Set exercise:
Copy out all the lines where "crítica" shows up.
--- START Material ---
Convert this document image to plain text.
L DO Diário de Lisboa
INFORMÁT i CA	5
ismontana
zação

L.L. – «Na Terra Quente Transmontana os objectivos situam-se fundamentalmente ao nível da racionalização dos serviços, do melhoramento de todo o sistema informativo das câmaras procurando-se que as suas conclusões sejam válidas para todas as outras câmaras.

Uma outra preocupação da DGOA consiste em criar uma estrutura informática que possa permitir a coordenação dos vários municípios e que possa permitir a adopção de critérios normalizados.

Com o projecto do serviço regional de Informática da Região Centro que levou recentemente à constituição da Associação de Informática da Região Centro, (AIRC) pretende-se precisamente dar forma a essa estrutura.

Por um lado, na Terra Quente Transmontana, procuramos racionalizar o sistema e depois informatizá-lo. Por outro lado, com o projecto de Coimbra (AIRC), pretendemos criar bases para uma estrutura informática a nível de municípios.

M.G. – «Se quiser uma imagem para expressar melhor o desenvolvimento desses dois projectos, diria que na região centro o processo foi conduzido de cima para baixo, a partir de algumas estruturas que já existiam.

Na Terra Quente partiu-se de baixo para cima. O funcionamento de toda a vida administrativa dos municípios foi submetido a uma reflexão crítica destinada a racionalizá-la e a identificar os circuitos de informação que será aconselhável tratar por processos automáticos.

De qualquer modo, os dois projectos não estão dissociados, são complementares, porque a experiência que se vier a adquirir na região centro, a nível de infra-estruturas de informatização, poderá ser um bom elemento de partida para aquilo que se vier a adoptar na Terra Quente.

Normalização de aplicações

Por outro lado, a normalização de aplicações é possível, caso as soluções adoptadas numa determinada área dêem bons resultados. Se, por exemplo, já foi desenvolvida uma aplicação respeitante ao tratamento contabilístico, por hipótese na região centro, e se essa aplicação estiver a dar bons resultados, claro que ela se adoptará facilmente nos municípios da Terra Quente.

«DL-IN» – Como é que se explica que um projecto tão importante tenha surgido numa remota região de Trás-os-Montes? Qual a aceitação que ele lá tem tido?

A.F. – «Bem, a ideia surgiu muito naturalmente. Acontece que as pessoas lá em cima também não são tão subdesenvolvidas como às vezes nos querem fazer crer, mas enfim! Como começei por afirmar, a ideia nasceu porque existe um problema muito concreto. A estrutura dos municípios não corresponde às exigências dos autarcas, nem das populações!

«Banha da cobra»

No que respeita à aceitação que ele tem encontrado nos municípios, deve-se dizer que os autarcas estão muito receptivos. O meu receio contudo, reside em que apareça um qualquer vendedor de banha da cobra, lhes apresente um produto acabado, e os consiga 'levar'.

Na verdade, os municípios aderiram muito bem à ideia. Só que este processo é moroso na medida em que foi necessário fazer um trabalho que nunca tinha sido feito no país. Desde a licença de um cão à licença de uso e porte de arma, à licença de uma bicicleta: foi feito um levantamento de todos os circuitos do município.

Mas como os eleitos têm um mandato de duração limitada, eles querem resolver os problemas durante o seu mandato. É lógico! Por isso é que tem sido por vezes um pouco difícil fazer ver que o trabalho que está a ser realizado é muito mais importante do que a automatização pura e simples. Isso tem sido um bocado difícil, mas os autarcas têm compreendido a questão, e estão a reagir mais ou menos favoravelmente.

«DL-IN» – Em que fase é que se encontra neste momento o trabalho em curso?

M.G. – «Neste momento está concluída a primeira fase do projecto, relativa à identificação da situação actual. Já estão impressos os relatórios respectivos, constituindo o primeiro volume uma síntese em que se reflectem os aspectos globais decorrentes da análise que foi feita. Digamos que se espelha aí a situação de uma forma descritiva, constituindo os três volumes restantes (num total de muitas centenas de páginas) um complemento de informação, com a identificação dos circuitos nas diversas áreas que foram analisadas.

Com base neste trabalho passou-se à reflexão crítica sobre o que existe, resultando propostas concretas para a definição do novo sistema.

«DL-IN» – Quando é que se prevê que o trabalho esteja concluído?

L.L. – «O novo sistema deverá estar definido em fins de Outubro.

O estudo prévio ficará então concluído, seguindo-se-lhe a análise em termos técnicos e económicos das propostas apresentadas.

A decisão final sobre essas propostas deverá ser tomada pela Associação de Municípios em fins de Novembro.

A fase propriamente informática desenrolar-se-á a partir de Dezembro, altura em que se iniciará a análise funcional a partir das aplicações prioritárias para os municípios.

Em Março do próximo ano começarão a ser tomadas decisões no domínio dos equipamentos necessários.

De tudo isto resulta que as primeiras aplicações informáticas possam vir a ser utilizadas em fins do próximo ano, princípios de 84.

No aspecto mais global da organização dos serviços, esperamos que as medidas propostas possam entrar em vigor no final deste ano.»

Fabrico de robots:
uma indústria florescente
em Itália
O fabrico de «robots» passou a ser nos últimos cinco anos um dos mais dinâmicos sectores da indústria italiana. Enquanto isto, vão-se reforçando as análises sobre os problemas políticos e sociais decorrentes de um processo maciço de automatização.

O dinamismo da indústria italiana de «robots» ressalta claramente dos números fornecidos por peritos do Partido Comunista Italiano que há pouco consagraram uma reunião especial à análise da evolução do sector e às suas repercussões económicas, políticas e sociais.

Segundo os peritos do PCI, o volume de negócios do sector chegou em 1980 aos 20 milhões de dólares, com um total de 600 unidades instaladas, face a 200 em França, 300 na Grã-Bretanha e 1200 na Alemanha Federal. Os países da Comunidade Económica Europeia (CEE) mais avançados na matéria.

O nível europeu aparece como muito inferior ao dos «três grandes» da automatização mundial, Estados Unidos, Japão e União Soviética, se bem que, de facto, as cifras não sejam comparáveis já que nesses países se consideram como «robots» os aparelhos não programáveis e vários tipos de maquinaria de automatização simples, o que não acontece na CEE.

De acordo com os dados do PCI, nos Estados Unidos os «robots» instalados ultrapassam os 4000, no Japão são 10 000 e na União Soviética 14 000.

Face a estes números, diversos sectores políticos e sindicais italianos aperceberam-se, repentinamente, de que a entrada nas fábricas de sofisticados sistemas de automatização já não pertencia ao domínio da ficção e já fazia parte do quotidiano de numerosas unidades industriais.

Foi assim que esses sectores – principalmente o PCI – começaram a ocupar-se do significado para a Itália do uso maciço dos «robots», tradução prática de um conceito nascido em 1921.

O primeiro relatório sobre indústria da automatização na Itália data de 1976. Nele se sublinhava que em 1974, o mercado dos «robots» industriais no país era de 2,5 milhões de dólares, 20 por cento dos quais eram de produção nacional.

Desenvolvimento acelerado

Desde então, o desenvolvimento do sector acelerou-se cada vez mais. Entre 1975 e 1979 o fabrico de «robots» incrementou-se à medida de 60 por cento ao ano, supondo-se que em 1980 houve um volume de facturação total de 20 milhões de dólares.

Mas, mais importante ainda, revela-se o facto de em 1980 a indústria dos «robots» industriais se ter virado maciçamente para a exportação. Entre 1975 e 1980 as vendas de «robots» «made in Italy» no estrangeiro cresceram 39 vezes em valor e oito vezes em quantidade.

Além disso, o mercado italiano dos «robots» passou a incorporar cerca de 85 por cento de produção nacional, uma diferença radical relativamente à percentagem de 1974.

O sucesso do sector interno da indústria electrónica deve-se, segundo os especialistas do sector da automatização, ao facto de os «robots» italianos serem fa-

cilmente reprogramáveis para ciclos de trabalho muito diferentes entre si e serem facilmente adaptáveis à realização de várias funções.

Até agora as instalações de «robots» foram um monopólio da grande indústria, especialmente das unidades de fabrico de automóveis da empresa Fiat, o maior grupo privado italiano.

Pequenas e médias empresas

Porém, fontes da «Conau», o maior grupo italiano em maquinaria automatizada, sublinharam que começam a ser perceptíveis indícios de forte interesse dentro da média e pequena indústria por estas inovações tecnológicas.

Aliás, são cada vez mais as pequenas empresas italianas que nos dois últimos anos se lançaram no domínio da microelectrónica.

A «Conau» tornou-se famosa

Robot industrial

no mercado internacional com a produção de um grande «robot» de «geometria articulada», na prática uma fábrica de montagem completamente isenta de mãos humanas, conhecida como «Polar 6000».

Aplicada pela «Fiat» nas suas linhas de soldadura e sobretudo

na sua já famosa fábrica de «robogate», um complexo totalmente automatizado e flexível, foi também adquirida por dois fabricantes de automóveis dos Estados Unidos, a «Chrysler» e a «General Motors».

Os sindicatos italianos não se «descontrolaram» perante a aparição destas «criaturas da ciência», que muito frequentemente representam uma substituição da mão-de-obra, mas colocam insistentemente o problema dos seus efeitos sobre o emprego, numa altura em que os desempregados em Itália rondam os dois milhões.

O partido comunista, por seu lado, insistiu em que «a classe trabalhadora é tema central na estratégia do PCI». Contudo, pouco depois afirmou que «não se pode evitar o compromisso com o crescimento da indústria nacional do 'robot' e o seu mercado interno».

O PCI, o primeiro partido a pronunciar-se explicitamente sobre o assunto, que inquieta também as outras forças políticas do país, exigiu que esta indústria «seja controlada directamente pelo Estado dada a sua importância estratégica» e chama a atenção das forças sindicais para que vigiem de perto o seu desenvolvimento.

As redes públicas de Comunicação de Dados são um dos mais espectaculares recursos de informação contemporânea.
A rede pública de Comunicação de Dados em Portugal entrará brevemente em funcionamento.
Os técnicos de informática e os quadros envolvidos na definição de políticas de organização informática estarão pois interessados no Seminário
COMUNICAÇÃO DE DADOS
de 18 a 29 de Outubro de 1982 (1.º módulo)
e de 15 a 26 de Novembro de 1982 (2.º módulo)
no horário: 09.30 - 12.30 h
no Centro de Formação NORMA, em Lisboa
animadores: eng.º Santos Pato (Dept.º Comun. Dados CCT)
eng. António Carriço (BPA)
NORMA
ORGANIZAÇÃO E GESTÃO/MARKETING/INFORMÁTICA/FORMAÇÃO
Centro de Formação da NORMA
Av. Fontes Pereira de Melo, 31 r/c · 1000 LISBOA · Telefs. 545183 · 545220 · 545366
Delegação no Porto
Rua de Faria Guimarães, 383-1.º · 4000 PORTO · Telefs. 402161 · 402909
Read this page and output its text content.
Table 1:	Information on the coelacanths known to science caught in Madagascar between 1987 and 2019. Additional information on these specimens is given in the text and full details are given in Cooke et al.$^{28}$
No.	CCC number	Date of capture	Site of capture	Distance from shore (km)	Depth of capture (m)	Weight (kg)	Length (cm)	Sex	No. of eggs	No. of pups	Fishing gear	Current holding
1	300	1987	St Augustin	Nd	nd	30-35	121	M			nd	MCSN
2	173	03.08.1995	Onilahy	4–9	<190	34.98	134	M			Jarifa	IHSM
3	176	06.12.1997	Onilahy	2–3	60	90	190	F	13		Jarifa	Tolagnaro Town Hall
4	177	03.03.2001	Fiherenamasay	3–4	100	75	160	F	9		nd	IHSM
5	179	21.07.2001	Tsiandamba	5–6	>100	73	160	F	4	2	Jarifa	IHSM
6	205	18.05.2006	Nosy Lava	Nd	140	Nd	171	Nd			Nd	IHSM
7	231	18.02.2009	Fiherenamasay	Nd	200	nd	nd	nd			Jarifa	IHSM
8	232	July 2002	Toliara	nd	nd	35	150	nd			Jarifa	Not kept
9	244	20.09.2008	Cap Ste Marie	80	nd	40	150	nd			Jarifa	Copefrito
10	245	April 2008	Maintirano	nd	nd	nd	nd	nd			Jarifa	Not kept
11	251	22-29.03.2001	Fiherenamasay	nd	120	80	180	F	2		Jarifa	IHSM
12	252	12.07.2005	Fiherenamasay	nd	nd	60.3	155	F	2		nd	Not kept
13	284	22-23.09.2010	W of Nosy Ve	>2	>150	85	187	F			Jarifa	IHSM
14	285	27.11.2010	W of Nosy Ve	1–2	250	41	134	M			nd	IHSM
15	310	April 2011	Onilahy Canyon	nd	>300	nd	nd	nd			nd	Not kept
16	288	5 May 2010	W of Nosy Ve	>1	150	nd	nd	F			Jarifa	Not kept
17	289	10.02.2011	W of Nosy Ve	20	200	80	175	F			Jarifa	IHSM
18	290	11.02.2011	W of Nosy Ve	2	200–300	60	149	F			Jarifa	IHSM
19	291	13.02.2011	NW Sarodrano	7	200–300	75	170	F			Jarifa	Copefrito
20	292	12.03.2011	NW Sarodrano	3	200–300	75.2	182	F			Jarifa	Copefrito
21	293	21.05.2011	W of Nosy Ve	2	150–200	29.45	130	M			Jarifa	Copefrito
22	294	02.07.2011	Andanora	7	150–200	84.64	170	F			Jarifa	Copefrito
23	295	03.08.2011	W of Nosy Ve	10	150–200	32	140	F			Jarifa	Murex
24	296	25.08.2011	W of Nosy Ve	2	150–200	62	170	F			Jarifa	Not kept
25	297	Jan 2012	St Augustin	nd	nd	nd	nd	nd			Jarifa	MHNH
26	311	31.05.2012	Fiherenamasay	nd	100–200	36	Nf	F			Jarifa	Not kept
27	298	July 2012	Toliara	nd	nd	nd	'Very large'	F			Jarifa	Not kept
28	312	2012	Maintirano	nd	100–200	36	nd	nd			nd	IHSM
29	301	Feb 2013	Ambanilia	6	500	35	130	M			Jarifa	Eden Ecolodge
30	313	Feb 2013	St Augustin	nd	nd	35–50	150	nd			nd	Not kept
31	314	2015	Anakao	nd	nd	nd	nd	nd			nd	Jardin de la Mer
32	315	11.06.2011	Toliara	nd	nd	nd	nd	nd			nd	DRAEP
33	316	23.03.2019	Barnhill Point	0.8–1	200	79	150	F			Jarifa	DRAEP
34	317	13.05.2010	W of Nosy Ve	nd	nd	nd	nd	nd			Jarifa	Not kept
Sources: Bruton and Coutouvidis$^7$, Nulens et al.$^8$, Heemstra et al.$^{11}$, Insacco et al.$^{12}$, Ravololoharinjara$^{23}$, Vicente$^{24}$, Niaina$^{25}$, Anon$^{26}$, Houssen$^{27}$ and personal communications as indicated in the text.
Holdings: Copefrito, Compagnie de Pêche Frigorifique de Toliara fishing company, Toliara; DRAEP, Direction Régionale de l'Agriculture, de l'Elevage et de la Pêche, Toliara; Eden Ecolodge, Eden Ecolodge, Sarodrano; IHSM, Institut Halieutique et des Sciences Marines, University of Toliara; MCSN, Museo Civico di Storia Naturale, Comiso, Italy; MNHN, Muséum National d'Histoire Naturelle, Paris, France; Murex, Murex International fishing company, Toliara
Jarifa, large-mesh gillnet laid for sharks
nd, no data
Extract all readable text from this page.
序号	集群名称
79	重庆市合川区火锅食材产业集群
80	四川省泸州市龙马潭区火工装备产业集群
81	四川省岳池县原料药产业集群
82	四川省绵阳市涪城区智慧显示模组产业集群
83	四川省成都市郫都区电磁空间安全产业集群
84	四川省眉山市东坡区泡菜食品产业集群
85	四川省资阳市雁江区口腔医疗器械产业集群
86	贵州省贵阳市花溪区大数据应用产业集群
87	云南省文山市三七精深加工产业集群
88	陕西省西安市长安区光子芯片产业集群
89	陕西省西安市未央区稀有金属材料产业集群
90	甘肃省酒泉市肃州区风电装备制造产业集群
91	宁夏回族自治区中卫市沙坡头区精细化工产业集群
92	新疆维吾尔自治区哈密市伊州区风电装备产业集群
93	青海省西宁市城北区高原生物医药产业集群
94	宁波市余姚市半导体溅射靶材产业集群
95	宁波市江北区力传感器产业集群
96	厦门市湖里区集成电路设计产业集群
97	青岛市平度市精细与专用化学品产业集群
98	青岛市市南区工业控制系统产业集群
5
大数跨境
--- END Material ---
Written response:
Na Terra Quente partiu-se de baixo para cima. O funcionamento de toda a vida administrativa dos municípios foi submetido a uma reflexão crítica destinada a racionalizá-la e a identificar os circuitos de informação que será aconselhável tratar por processos automáticos.
Com base neste trabalho passou-se à reflexão crítica sobre o que existe, resultando propostas concretas para a definição do novo sistema.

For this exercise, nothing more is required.